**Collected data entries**
========================================

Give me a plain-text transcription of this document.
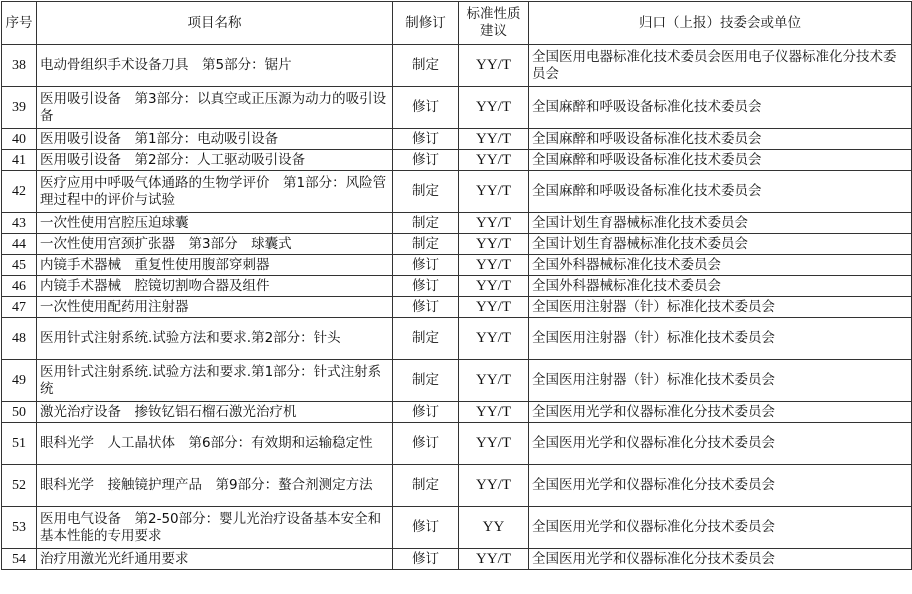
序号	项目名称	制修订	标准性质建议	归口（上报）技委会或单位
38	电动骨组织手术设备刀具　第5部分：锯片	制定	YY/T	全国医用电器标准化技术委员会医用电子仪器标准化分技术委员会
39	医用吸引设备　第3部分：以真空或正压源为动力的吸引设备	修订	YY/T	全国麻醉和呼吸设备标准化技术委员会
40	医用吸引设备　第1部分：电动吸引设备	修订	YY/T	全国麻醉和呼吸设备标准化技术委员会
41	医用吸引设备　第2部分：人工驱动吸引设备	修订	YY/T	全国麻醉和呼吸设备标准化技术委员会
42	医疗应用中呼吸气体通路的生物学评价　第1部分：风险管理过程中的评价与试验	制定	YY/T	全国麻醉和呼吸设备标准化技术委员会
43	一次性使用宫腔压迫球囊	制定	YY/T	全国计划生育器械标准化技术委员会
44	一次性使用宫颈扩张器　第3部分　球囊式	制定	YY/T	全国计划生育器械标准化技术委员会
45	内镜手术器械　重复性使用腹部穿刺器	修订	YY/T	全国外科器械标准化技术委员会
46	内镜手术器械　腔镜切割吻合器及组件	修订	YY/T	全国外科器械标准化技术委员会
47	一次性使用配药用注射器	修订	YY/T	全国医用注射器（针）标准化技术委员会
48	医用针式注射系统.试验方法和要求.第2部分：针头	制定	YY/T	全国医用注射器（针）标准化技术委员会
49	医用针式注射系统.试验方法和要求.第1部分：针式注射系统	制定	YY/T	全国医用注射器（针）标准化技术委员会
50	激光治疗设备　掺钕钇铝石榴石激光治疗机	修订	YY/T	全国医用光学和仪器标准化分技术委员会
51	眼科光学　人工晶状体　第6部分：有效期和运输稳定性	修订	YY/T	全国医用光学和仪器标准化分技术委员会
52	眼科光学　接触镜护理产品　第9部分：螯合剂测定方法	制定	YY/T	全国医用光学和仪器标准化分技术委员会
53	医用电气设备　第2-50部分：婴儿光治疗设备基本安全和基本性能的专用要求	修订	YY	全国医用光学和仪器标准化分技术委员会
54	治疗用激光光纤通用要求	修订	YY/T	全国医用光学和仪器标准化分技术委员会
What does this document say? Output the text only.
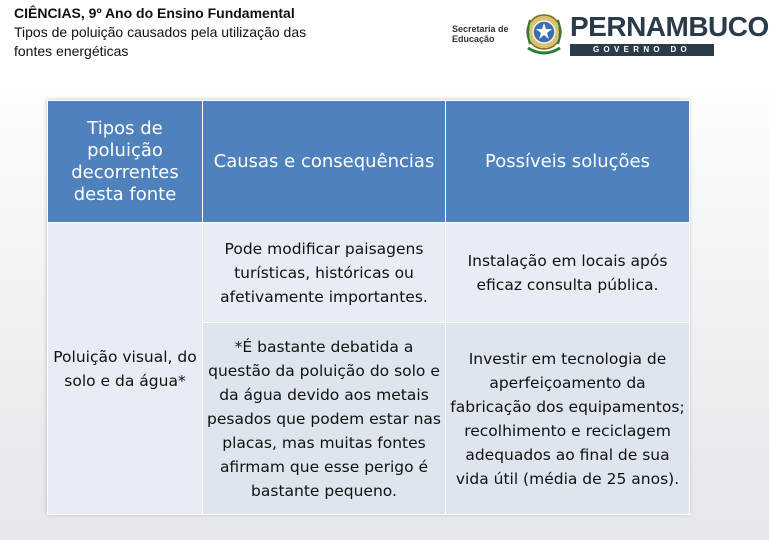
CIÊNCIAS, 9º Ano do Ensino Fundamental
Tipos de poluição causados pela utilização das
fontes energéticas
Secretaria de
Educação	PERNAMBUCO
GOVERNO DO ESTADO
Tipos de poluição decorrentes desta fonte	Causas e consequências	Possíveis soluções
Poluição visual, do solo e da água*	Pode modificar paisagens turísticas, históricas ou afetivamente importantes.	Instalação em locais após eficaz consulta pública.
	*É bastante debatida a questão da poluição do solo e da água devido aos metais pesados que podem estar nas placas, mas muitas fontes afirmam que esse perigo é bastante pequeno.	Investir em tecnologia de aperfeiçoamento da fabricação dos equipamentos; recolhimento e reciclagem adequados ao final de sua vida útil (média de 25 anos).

========================================

Can the lines from the one with "What does this" to the end of the records above be quoted exactly, both ends included, with every picture omitted?

**ANSWER TO THE PROBLEM**
What does this document say? Output the text only.
CIÊNCIAS, 9º Ano do Ensino Fundamental
Tipos de poluição causados pela utilização das
fontes energéticas
Secretaria de
Educação	PERNAMBUCO
GOVERNO DO ESTADO
Tipos de poluição decorrentes desta fonte	Causas e consequências	Possíveis soluções
Poluição visual, do solo e da água*	Pode modificar paisagens turísticas, históricas ou afetivamente importantes.	Instalação em locais após eficaz consulta pública.
	*É bastante debatida a questão da poluição do solo e da água devido aos metais pesados que podem estar nas placas, mas muitas fontes afirmam que esse perigo é bastante pequeno.	Investir em tecnologia de aperfeiçoamento da fabricação dos equipamentos; recolhimento e reciclagem adequados ao final de sua vida útil (média de 25 anos).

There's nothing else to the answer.